> **Job**: Convert every row below into a JSON list of strings, one string per line, with blank lines left out.

======

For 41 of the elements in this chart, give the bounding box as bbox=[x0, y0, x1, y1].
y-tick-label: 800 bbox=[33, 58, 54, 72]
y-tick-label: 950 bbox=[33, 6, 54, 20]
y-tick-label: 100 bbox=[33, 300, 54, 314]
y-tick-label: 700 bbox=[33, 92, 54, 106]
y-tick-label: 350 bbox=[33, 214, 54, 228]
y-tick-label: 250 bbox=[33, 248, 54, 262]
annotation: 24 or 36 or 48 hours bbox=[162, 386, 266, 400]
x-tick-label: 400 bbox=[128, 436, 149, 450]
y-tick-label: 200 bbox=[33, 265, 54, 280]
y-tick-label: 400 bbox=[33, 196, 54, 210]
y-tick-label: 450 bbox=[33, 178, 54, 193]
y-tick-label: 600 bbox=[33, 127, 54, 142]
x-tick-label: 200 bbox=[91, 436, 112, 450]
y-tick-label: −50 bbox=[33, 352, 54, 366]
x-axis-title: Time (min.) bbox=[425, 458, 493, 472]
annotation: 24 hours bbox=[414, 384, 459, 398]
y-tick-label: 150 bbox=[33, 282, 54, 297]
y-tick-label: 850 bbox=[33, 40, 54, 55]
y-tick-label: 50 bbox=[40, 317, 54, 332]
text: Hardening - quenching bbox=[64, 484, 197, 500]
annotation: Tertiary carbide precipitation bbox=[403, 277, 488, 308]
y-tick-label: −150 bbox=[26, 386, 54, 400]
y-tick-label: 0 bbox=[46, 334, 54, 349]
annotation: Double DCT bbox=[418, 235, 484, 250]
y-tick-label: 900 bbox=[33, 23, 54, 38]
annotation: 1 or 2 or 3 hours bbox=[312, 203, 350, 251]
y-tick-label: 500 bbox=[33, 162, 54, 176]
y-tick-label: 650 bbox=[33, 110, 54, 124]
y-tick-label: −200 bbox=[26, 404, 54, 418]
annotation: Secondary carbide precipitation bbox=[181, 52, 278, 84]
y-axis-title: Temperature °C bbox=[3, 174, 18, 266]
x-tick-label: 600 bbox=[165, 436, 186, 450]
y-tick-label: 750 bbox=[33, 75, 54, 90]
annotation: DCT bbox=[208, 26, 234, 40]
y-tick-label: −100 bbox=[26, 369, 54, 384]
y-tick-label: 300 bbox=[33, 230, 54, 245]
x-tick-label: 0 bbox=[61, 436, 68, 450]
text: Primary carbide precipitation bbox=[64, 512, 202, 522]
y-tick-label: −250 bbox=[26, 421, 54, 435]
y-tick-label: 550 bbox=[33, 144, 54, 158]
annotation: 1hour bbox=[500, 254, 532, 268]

======

> **Answer to the exercise**:
[
  "For 41 of the elements in this chart, give the bounding box as bbox=[x0, y0, x1, y1].",
  "y-tick-label: 800 bbox=[33, 58, 54, 72]",
  "y-tick-label: 950 bbox=[33, 6, 54, 20]",
  "y-tick-label: 100 bbox=[33, 300, 54, 314]",
  "y-tick-label: 700 bbox=[33, 92, 54, 106]",
  "y-tick-label: 350 bbox=[33, 214, 54, 228]",
  "y-tick-label: 250 bbox=[33, 248, 54, 262]",
  "annotation: 24 or 36 or 48 hours bbox=[162, 386, 266, 400]",
  "x-tick-label: 400 bbox=[128, 436, 149, 450]",
  "y-tick-label: 200 bbox=[33, 265, 54, 280]",
  "y-tick-label: 400 bbox=[33, 196, 54, 210]",
  "y-tick-label: 450 bbox=[33, 178, 54, 193]",
  "y-tick-label: 600 bbox=[33, 127, 54, 142]",
  "x-tick-label: 200 bbox=[91, 436, 112, 450]",
  "y-tick-label: −50 bbox=[33, 352, 54, 366]",
  "x-axis-title: Time (min.) bbox=[425, 458, 493, 472]",
  "annotation: 24 hours bbox=[414, 384, 459, 398]",
  "y-tick-label: 150 bbox=[33, 282, 54, 297]",
  "y-tick-label: 850 bbox=[33, 40, 54, 55]",
  "y-tick-label: 50 bbox=[40, 317, 54, 332]",
  "text: Hardening - quenching bbox=[64, 484, 197, 500]",
  "annotation: Tertiary carbide precipitation bbox=[403, 277, 488, 308]",
  "y-tick-label: −150 bbox=[26, 386, 54, 400]",
  "y-tick-label: 0 bbox=[46, 334, 54, 349]",
  "annotation: Double DCT bbox=[418, 235, 484, 250]",
  "y-tick-label: 900 bbox=[33, 23, 54, 38]",
  "annotation: 1 or 2 or 3 hours bbox=[312, 203, 350, 251]",
  "y-tick-label: 500 bbox=[33, 162, 54, 176]",
  "y-tick-label: 650 bbox=[33, 110, 54, 124]",
  "y-tick-label: −200 bbox=[26, 404, 54, 418]",
  "annotation: Secondary carbide precipitation bbox=[181, 52, 278, 84]",
  "y-axis-title: Temperature °C bbox=[3, 174, 18, 266]",
  "x-tick-label: 600 bbox=[165, 436, 186, 450]",
  "y-tick-label: 750 bbox=[33, 75, 54, 90]",
  "annotation: DCT bbox=[208, 26, 234, 40]",
  "y-tick-label: −100 bbox=[26, 369, 54, 384]",
  "y-tick-label: 300 bbox=[33, 230, 54, 245]",
  "x-tick-label: 0 bbox=[61, 436, 68, 450]",
  "text: Primary carbide precipitation bbox=[64, 512, 202, 522]",
  "y-tick-label: −250 bbox=[26, 421, 54, 435]",
  "y-tick-label: 550 bbox=[33, 144, 54, 158]",
  "annotation: 1hour bbox=[500, 254, 532, 268]"
]